[Dataset entries]

- - - - - - -

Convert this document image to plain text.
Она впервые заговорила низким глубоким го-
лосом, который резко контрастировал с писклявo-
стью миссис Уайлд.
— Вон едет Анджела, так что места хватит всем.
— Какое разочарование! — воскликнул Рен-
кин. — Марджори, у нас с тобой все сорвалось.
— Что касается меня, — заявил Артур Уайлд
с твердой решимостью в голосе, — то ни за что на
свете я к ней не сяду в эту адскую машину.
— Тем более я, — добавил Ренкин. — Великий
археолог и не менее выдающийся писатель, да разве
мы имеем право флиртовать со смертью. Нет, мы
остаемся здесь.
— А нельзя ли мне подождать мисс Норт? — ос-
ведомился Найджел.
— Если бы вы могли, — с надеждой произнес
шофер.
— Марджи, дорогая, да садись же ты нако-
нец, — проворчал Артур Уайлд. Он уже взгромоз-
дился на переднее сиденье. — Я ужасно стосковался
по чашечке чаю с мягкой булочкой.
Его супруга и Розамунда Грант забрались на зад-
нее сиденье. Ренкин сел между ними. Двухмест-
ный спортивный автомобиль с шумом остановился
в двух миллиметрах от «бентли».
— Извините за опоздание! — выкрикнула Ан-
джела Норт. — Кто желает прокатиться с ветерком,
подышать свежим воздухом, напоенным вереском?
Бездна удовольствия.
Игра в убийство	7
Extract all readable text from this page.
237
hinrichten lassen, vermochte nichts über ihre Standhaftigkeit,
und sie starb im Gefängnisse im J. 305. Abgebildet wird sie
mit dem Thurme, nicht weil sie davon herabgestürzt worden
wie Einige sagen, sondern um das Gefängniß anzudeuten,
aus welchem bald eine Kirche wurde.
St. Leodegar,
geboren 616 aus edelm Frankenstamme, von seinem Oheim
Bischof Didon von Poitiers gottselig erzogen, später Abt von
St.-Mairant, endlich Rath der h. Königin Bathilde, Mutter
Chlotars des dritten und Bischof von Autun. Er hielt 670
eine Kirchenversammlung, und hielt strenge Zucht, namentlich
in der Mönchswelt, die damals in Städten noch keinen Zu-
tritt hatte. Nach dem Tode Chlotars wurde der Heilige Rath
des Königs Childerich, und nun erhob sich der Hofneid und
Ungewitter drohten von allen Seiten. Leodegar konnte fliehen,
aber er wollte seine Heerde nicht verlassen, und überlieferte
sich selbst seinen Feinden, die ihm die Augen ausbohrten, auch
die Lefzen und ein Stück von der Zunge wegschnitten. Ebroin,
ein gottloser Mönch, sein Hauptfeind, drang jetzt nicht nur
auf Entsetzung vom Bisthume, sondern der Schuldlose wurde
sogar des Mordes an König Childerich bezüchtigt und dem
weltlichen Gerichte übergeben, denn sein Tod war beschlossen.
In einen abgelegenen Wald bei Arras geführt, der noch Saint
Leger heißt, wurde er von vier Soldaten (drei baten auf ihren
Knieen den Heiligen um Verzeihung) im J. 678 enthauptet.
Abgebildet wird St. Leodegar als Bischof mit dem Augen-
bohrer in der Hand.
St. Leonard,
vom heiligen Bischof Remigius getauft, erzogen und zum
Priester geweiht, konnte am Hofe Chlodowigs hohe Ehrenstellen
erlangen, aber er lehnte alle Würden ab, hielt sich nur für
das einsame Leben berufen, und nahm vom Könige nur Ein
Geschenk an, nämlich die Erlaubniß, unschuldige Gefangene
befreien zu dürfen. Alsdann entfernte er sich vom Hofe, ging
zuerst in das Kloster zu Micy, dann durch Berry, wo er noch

- - - - - - -

| STATED EXERCISE |
For each line above that contains the word "Augen", copy that line.

| SOLVED PROBLEM |
sich selbst seinen Feinden, die ihm die Augen ausbohrten, auch
Abgebildet wird St. Leodegar als Bischof mit dem Augen-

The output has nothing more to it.